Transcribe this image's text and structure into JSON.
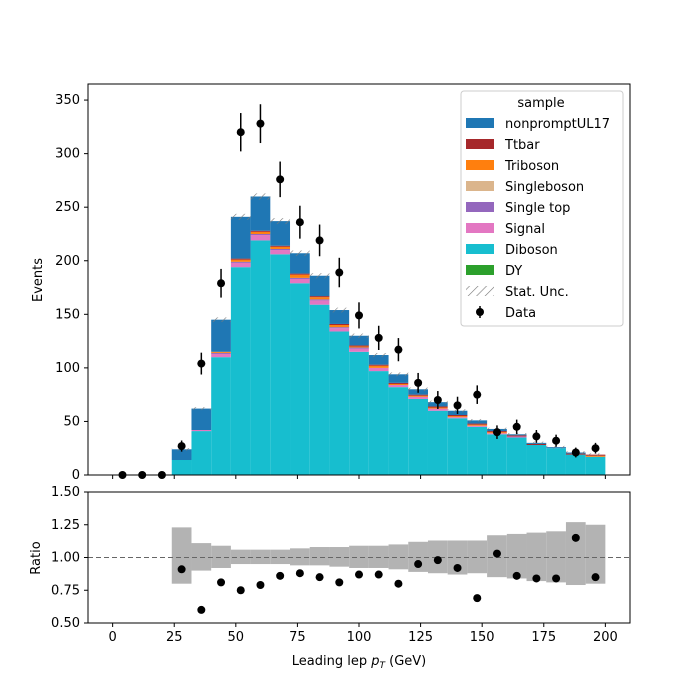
{
  "chart_data": [
    {
      "type": "bar",
      "subtype": "stacked-histogram",
      "xlabel": "Leading lep p_T (GeV)",
      "ylabel": "Events",
      "xlim": [
        -10,
        210
      ],
      "ylim": [
        0,
        365
      ],
      "x_ticks": [
        0,
        25,
        50,
        75,
        100,
        125,
        150,
        175,
        200
      ],
      "y_ticks": [
        0,
        50,
        100,
        150,
        200,
        250,
        300,
        350
      ],
      "bin_edges": [
        24,
        32,
        40,
        48,
        56,
        64,
        72,
        80,
        88,
        96,
        104,
        112,
        120,
        128,
        136,
        144,
        152,
        160,
        168,
        176,
        184,
        192,
        200
      ],
      "legend": {
        "title": "sample",
        "position": "top-right",
        "entries": [
          "nonpromptUL17",
          "Ttbar",
          "Triboson",
          "Singleboson",
          "Single top",
          "Signal",
          "Diboson",
          "DY",
          "Stat. Unc.",
          "Data"
        ]
      },
      "series": [
        {
          "name": "Diboson",
          "color": "#17becf",
          "values": [
            14,
            41,
            110,
            194,
            219,
            206,
            179,
            159,
            134,
            115,
            97,
            82,
            71,
            60,
            53,
            45,
            38,
            35,
            28,
            25,
            19,
            17
          ]
        },
        {
          "name": "Signal",
          "color": "#e377c2",
          "values": [
            0,
            1,
            3,
            4,
            5,
            4,
            4,
            4,
            3,
            3,
            3,
            2,
            2,
            2,
            1,
            1,
            1,
            1,
            0,
            0,
            0,
            0
          ]
        },
        {
          "name": "Single top",
          "color": "#9467bd",
          "values": [
            0,
            0,
            1,
            1,
            1,
            1,
            1,
            1,
            1,
            1,
            0,
            0,
            0,
            0,
            0,
            0,
            0,
            0,
            0,
            0,
            0,
            0
          ]
        },
        {
          "name": "Singleboson",
          "color": "#dbb58c",
          "values": [
            0,
            0,
            0,
            0,
            0,
            0,
            0,
            0,
            0,
            0,
            0,
            0,
            0,
            0,
            0,
            0,
            0,
            0,
            0,
            0,
            0,
            0
          ]
        },
        {
          "name": "Triboson",
          "color": "#ff7f0e",
          "values": [
            0,
            0,
            1,
            2,
            2,
            2,
            3,
            2,
            2,
            1,
            2,
            1,
            1,
            1,
            1,
            1,
            1,
            0,
            0,
            0,
            0,
            1
          ]
        },
        {
          "name": "Ttbar",
          "color": "#a6282b",
          "values": [
            0,
            0,
            0,
            1,
            1,
            1,
            1,
            1,
            1,
            1,
            1,
            1,
            1,
            1,
            1,
            1,
            1,
            1,
            1,
            0,
            1,
            1
          ]
        },
        {
          "name": "DY",
          "color": "#2ca02c",
          "values": [
            0,
            0,
            0,
            0,
            0,
            0,
            0,
            0,
            0,
            0,
            0,
            0,
            0,
            0,
            0,
            0,
            0,
            0,
            0,
            0,
            0,
            0
          ]
        },
        {
          "name": "nonpromptUL17",
          "color": "#1f77b4",
          "values": [
            10,
            20,
            30,
            39,
            32,
            23,
            19,
            19,
            13,
            9,
            9,
            8,
            5,
            4,
            4,
            3,
            2,
            1,
            1,
            1,
            1,
            0
          ]
        }
      ],
      "data_points": {
        "name": "Data",
        "color": "#000000",
        "x": [
          4,
          12,
          20,
          28,
          36,
          44,
          52,
          60,
          68,
          76,
          84,
          92,
          100,
          108,
          116,
          124,
          132,
          140,
          148,
          156,
          164,
          172,
          180,
          188,
          196
        ],
        "y": [
          0,
          0,
          0,
          27,
          104,
          179,
          320,
          328,
          276,
          236,
          219,
          189,
          149,
          128,
          117,
          86,
          70,
          65,
          75,
          40,
          45,
          36,
          32,
          21,
          25
        ]
      }
    },
    {
      "type": "scatter",
      "subtype": "ratio",
      "xlabel": "Leading lep p_T (GeV)",
      "ylabel": "Ratio",
      "xlim": [
        -10,
        210
      ],
      "ylim": [
        0.5,
        1.5
      ],
      "x_ticks": [
        0,
        25,
        50,
        75,
        100,
        125,
        150,
        175,
        200
      ],
      "y_ticks": [
        0.5,
        0.75,
        1.0,
        1.25,
        1.5
      ],
      "reference_line": 1.0,
      "uncertainty_band": {
        "color": "#b3b3b3",
        "low": [
          0.8,
          0.9,
          0.92,
          0.95,
          0.95,
          0.95,
          0.94,
          0.94,
          0.93,
          0.92,
          0.92,
          0.91,
          0.89,
          0.88,
          0.87,
          0.88,
          0.85,
          0.84,
          0.82,
          0.81,
          0.79,
          0.8
        ],
        "high": [
          1.23,
          1.11,
          1.09,
          1.06,
          1.06,
          1.06,
          1.07,
          1.08,
          1.08,
          1.09,
          1.09,
          1.1,
          1.12,
          1.13,
          1.13,
          1.13,
          1.17,
          1.18,
          1.19,
          1.2,
          1.27,
          1.25
        ]
      },
      "points": {
        "x": [
          28,
          36,
          44,
          52,
          60,
          68,
          76,
          84,
          92,
          100,
          108,
          116,
          124,
          132,
          140,
          148,
          156,
          164,
          172,
          180,
          188,
          196
        ],
        "y": [
          0.91,
          0.6,
          0.81,
          0.75,
          0.79,
          0.86,
          0.88,
          0.85,
          0.81,
          0.87,
          0.87,
          0.8,
          0.95,
          0.98,
          0.92,
          0.69,
          1.03,
          0.86,
          0.84,
          0.84,
          1.15,
          0.85
        ]
      }
    }
  ]
}
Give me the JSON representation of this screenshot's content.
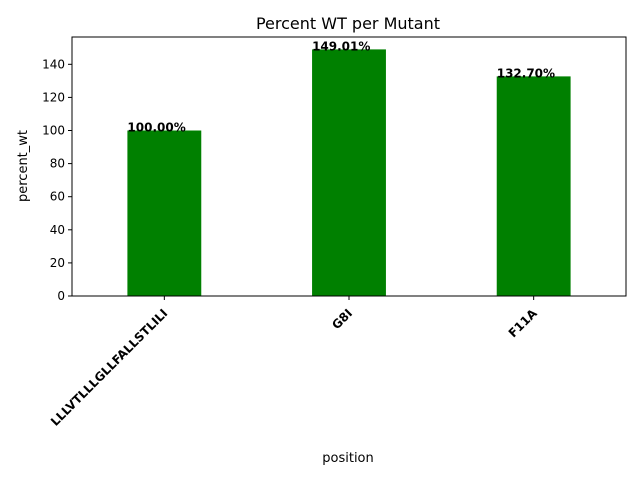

## [Required work]
Where a line above includes "JSON", copy that line.

## [Answer in full]
Transcribe this image's text and structure into JSON.
Give me the JSON representation of this screenshot's content.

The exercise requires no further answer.